(Excerpt from a dataset)
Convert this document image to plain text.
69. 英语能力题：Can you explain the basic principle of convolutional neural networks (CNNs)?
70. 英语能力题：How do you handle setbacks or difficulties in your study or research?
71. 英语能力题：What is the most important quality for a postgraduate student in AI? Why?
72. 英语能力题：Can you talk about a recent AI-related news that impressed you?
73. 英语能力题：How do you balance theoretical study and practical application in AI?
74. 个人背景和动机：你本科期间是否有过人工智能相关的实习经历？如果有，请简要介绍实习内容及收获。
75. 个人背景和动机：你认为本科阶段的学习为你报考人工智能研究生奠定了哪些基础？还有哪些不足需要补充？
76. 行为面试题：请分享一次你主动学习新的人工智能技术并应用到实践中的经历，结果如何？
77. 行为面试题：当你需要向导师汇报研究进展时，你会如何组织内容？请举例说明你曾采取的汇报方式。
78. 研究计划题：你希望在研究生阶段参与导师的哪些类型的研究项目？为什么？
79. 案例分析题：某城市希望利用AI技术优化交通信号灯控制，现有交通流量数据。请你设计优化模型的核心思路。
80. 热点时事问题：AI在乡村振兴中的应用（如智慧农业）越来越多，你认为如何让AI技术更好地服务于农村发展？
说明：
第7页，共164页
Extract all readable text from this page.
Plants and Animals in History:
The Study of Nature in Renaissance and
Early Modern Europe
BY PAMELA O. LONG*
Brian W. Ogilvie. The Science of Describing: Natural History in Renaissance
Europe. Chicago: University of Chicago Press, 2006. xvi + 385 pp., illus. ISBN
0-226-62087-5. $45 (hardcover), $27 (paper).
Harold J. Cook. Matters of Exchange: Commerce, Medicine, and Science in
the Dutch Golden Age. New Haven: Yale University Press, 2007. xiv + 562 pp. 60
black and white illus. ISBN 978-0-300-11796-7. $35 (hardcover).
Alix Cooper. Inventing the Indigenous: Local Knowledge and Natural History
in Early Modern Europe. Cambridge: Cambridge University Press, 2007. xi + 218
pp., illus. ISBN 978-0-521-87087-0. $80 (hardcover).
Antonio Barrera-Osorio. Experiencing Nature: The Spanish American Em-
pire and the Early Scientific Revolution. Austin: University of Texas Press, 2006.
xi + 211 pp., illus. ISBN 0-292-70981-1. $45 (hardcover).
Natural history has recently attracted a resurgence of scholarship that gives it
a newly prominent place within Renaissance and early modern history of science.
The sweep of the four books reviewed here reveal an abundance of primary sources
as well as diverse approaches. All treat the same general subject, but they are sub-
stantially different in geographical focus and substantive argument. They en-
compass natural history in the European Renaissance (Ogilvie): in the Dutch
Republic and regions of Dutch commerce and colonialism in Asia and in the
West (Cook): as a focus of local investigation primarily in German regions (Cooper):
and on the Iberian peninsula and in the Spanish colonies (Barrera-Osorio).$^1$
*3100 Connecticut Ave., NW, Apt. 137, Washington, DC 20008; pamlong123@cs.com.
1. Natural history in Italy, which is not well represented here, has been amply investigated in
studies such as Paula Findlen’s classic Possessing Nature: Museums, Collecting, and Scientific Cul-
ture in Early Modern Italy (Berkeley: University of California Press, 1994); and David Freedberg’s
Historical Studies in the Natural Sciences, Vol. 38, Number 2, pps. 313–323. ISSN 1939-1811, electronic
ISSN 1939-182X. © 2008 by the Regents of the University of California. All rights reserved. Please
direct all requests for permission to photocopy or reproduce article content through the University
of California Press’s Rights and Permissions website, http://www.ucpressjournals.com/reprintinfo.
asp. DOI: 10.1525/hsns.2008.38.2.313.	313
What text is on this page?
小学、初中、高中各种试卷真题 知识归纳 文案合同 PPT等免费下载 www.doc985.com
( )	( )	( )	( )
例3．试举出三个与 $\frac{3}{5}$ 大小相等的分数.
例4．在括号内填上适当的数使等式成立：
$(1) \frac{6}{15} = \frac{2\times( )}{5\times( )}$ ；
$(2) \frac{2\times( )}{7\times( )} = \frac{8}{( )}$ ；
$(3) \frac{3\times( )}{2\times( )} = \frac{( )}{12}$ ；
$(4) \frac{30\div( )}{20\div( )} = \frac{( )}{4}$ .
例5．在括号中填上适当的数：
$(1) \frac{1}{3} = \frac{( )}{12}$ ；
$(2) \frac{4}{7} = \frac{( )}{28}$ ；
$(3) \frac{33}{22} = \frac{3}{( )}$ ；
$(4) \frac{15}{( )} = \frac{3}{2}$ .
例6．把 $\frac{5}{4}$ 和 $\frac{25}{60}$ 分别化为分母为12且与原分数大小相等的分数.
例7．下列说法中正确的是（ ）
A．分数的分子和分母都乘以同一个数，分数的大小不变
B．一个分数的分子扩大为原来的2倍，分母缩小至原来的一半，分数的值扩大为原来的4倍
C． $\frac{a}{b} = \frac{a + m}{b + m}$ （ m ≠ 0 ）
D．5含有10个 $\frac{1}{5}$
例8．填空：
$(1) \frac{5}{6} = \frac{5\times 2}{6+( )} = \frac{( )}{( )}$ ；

- [What you need to do] Each entry is to be returned in full, character for character.

- [Answer]
Convert this document image to plain text.
69. 英语能力题：Can you explain the basic principle of convolutional neural networks (CNNs)?
70. 英语能力题：How do you handle setbacks or difficulties in your study or research?
71. 英语能力题：What is the most important quality for a postgraduate student in AI? Why?
72. 英语能力题：Can you talk about a recent AI-related news that impressed you?
73. 英语能力题：How do you balance theoretical study and practical application in AI?
74. 个人背景和动机：你本科期间是否有过人工智能相关的实习经历？如果有，请简要介绍实习内容及收获。
75. 个人背景和动机：你认为本科阶段的学习为你报考人工智能研究生奠定了哪些基础？还有哪些不足需要补充？
76. 行为面试题：请分享一次你主动学习新的人工智能技术并应用到实践中的经历，结果如何？
77. 行为面试题：当你需要向导师汇报研究进展时，你会如何组织内容？请举例说明你曾采取的汇报方式。
78. 研究计划题：你希望在研究生阶段参与导师的哪些类型的研究项目？为什么？
79. 案例分析题：某城市希望利用AI技术优化交通信号灯控制，现有交通流量数据。请你设计优化模型的核心思路。
80. 热点时事问题：AI在乡村振兴中的应用（如智慧农业）越来越多，你认为如何让AI技术更好地服务于农村发展？
说明：
第7页，共164页
Extract all readable text from this page.
Plants and Animals in History:
The Study of Nature in Renaissance and
Early Modern Europe
BY PAMELA O. LONG*
Brian W. Ogilvie. The Science of Describing: Natural History in Renaissance
Europe. Chicago: University of Chicago Press, 2006. xvi + 385 pp., illus. ISBN
0-226-62087-5. $45 (hardcover), $27 (paper).
Harold J. Cook. Matters of Exchange: Commerce, Medicine, and Science in
the Dutch Golden Age. New Haven: Yale University Press, 2007. xiv + 562 pp. 60
black and white illus. ISBN 978-0-300-11796-7. $35 (hardcover).
Alix Cooper. Inventing the Indigenous: Local Knowledge and Natural History
in Early Modern Europe. Cambridge: Cambridge University Press, 2007. xi + 218
pp., illus. ISBN 978-0-521-87087-0. $80 (hardcover).
Antonio Barrera-Osorio. Experiencing Nature: The Spanish American Em-
pire and the Early Scientific Revolution. Austin: University of Texas Press, 2006.
xi + 211 pp., illus. ISBN 0-292-70981-1. $45 (hardcover).
Natural history has recently attracted a resurgence of scholarship that gives it
a newly prominent place within Renaissance and early modern history of science.
The sweep of the four books reviewed here reveal an abundance of primary sources
as well as diverse approaches. All treat the same general subject, but they are sub-
stantially different in geographical focus and substantive argument. They en-
compass natural history in the European Renaissance (Ogilvie): in the Dutch
Republic and regions of Dutch commerce and colonialism in Asia and in the
West (Cook): as a focus of local investigation primarily in German regions (Cooper):
and on the Iberian peninsula and in the Spanish colonies (Barrera-Osorio).$^1$
*3100 Connecticut Ave., NW, Apt. 137, Washington, DC 20008; pamlong123@cs.com.
1. Natural history in Italy, which is not well represented here, has been amply investigated in
studies such as Paula Findlen’s classic Possessing Nature: Museums, Collecting, and Scientific Cul-
ture in Early Modern Italy (Berkeley: University of California Press, 1994); and David Freedberg’s
Historical Studies in the Natural Sciences, Vol. 38, Number 2, pps. 313–323. ISSN 1939-1811, electronic
ISSN 1939-182X. © 2008 by the Regents of the University of California. All rights reserved. Please
direct all requests for permission to photocopy or reproduce article content through the University
of California Press’s Rights and Permissions website, http://www.ucpressjournals.com/reprintinfo.
asp. DOI: 10.1525/hsns.2008.38.2.313.	313
What text is on this page?
小学、初中、高中各种试卷真题 知识归纳 文案合同 PPT等免费下载 www.doc985.com
( )	( )	( )	( )
例3．试举出三个与 $\frac{3}{5}$ 大小相等的分数.
例4．在括号内填上适当的数使等式成立：
$(1) \frac{6}{15} = \frac{2\times( )}{5\times( )}$ ；
$(2) \frac{2\times( )}{7\times( )} = \frac{8}{( )}$ ；
$(3) \frac{3\times( )}{2\times( )} = \frac{( )}{12}$ ；
$(4) \frac{30\div( )}{20\div( )} = \frac{( )}{4}$ .
例5．在括号中填上适当的数：
$(1) \frac{1}{3} = \frac{( )}{12}$ ；
$(2) \frac{4}{7} = \frac{( )}{28}$ ；
$(3) \frac{33}{22} = \frac{3}{( )}$ ；
$(4) \frac{15}{( )} = \frac{3}{2}$ .
例6．把 $\frac{5}{4}$ 和 $\frac{25}{60}$ 分别化为分母为12且与原分数大小相等的分数.
例7．下列说法中正确的是（ ）
A．分数的分子和分母都乘以同一个数，分数的大小不变
B．一个分数的分子扩大为原来的2倍，分母缩小至原来的一半，分数的值扩大为原来的4倍
C． $\frac{a}{b} = \frac{a + m}{b + m}$ （ m ≠ 0 ）
D．5含有10个 $\frac{1}{5}$
例8．填空：
$(1) \frac{5}{6} = \frac{5\times 2}{6+( )} = \frac{( )}{( )}$ ；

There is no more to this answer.